Problem to solve:
Retype every entry exactly, character for character.

Dataset records:
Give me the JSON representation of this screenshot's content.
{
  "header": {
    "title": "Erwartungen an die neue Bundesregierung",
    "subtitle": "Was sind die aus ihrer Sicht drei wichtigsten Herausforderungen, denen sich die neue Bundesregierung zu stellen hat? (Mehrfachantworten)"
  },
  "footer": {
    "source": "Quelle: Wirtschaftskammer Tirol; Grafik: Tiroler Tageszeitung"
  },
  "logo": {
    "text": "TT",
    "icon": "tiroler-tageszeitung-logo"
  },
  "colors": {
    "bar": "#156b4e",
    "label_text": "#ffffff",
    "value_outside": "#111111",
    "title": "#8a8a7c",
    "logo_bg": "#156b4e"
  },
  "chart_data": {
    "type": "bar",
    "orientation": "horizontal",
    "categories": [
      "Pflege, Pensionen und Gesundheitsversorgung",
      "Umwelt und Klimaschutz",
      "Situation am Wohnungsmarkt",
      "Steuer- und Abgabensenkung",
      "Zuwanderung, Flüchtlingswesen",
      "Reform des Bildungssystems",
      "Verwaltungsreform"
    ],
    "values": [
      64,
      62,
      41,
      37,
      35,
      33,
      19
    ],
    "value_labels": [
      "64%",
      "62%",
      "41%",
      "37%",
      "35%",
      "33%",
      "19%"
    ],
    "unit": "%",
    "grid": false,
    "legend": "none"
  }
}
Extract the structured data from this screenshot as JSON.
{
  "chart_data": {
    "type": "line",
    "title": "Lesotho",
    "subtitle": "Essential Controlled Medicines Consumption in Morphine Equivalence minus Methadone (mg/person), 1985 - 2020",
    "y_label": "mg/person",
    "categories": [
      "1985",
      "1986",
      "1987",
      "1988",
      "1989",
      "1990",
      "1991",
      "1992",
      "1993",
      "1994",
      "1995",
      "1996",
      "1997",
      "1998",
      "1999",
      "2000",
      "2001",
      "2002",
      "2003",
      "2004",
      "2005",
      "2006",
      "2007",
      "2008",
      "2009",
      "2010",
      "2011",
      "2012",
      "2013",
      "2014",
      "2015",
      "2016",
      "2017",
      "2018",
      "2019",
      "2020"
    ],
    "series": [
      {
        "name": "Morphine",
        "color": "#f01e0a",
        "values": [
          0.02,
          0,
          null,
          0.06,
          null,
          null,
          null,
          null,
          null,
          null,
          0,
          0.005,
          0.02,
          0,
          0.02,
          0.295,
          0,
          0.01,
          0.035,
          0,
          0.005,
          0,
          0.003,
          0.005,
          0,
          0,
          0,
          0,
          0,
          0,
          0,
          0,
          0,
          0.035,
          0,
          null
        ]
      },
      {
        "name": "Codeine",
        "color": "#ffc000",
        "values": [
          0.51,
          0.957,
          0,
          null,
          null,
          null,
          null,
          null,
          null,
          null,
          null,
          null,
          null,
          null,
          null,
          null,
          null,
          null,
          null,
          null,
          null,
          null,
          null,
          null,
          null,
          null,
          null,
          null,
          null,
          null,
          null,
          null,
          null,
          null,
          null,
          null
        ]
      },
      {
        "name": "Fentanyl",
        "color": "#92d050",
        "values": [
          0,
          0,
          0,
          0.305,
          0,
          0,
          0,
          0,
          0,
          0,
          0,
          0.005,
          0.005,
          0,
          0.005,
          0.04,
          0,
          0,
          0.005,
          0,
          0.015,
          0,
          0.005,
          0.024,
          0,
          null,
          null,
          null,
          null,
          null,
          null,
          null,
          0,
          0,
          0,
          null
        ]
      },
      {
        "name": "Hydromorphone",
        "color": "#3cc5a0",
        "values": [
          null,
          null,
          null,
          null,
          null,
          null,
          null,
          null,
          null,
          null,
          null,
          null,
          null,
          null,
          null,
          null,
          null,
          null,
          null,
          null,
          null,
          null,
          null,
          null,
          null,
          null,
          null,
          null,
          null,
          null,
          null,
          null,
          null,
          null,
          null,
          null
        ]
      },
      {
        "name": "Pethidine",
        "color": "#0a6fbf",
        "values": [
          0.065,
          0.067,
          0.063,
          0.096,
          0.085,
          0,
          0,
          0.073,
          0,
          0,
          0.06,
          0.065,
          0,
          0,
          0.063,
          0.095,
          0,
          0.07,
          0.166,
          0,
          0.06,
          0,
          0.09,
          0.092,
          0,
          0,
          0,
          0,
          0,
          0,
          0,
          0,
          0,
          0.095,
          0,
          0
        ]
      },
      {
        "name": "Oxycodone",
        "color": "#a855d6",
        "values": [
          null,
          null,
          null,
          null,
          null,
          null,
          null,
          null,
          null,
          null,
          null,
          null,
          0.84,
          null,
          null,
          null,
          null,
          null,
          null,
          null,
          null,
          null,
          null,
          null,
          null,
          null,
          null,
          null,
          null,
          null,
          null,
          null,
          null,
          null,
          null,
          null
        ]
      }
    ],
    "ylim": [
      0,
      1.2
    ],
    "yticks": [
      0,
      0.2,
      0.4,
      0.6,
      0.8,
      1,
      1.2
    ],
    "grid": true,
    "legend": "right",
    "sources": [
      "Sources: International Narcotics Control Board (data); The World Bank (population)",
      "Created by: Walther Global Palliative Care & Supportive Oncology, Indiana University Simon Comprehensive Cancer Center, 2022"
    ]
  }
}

Complete output:
Give me the JSON representation of this screenshot's content.
{
  "header": {
    "title": "Erwartungen an die neue Bundesregierung",
    "subtitle": "Was sind die aus ihrer Sicht drei wichtigsten Herausforderungen, denen sich die neue Bundesregierung zu stellen hat? (Mehrfachantworten)"
  },
  "footer": {
    "source": "Quelle: Wirtschaftskammer Tirol; Grafik: Tiroler Tageszeitung"
  },
  "logo": {
    "text": "TT",
    "icon": "tiroler-tageszeitung-logo"
  },
  "colors": {
    "bar": "#156b4e",
    "label_text": "#ffffff",
    "value_outside": "#111111",
    "title": "#8a8a7c",
    "logo_bg": "#156b4e"
  },
  "chart_data": {
    "type": "bar",
    "orientation": "horizontal",
    "categories": [
      "Pflege, Pensionen und Gesundheitsversorgung",
      "Umwelt und Klimaschutz",
      "Situation am Wohnungsmarkt",
      "Steuer- und Abgabensenkung",
      "Zuwanderung, Flüchtlingswesen",
      "Reform des Bildungssystems",
      "Verwaltungsreform"
    ],
    "values": [
      64,
      62,
      41,
      37,
      35,
      33,
      19
    ],
    "value_labels": [
      "64%",
      "62%",
      "41%",
      "37%",
      "35%",
      "33%",
      "19%"
    ],
    "unit": "%",
    "grid": false,
    "legend": "none"
  }
}
Extract the structured data from this screenshot as JSON.
{
  "chart_data": {
    "type": "line",
    "title": "Lesotho",
    "subtitle": "Essential Controlled Medicines Consumption in Morphine Equivalence minus Methadone (mg/person), 1985 - 2020",
    "y_label": "mg/person",
    "categories": [
      "1985",
      "1986",
      "1987",
      "1988",
      "1989",
      "1990",
      "1991",
      "1992",
      "1993",
      "1994",
      "1995",
      "1996",
      "1997",
      "1998",
      "1999",
      "2000",
      "2001",
      "2002",
      "2003",
      "2004",
      "2005",
      "2006",
      "2007",
      "2008",
      "2009",
      "2010",
      "2011",
      "2012",
      "2013",
      "2014",
      "2015",
      "2016",
      "2017",
      "2018",
      "2019",
      "2020"
    ],
    "series": [
      {
        "name": "Morphine",
        "color": "#f01e0a",
        "values": [
          0.02,
          0,
          null,
          0.06,
          null,
          null,
          null,
          null,
          null,
          null,
          0,
          0.005,
          0.02,
          0,
          0.02,
          0.295,
          0,
          0.01,
          0.035,
          0,
          0.005,
          0,
          0.003,
          0.005,
          0,
          0,
          0,
          0,
          0,
          0,
          0,
          0,
          0,
          0.035,
          0,
          null
        ]
      },
      {
        "name": "Codeine",
        "color": "#ffc000",
        "values": [
          0.51,
          0.957,
          0,
          null,
          null,
          null,
          null,
          null,
          null,
          null,
          null,
          null,
          null,
          null,
          null,
          null,
          null,
          null,
          null,
          null,
          null,
          null,
          null,
          null,
          null,
          null,
          null,
          null,
          null,
          null,
          null,
          null,
          null,
          null,
          null,
          null
        ]
      },
      {
        "name": "Fentanyl",
        "color": "#92d050",
        "values": [
          0,
          0,
          0,
          0.305,
          0,
          0,
          0,
          0,
          0,
          0,
          0,
          0.005,
          0.005,
          0,
          0.005,
          0.04,
          0,
          0,
          0.005,
          0,
          0.015,
          0,
          0.005,
          0.024,
          0,
          null,
          null,
          null,
          null,
          null,
          null,
          null,
          0,
          0,
          0,
          null
        ]
      },
      {
        "name": "Hydromorphone",
        "color": "#3cc5a0",
        "values": [
          null,
          null,
          null,
          null,
          null,
          null,
          null,
          null,
          null,
          null,
          null,
          null,
          null,
          null,
          null,
          null,
          null,
          null,
          null,
          null,
          null,
          null,
          null,
          null,
          null,
          null,
          null,
          null,
          null,
          null,
          null,
          null,
          null,
          null,
          null,
          null
        ]
      },
      {
        "name": "Pethidine",
        "color": "#0a6fbf",
        "values": [
          0.065,
          0.067,
          0.063,
          0.096,
          0.085,
          0,
          0,
          0.073,
          0,
          0,
          0.06,
          0.065,
          0,
          0,
          0.063,
          0.095,
          0,
          0.07,
          0.166,
          0,
          0.06,
          0,
          0.09,
          0.092,
          0,
          0,
          0,
          0,
          0,
          0,
          0,
          0,
          0,
          0.095,
          0,
          0
        ]
      },
      {
        "name": "Oxycodone",
        "color": "#a855d6",
        "values": [
          null,
          null,
          null,
          null,
          null,
          null,
          null,
          null,
          null,
          null,
          null,
          null,
          0.84,
          null,
          null,
          null,
          null,
          null,
          null,
          null,
          null,
          null,
          null,
          null,
          null,
          null,
          null,
          null,
          null,
          null,
          null,
          null,
          null,
          null,
          null,
          null
        ]
      }
    ],
    "ylim": [
      0,
      1.2
    ],
    "yticks": [
      0,
      0.2,
      0.4,
      0.6,
      0.8,
      1,
      1.2
    ],
    "grid": true,
    "legend": "right",
    "sources": [
      "Sources: International Narcotics Control Board (data); The World Bank (population)",
      "Created by: Walther Global Palliative Care & Supportive Oncology, Indiana University Simon Comprehensive Cancer Center, 2022"
    ]
  }
}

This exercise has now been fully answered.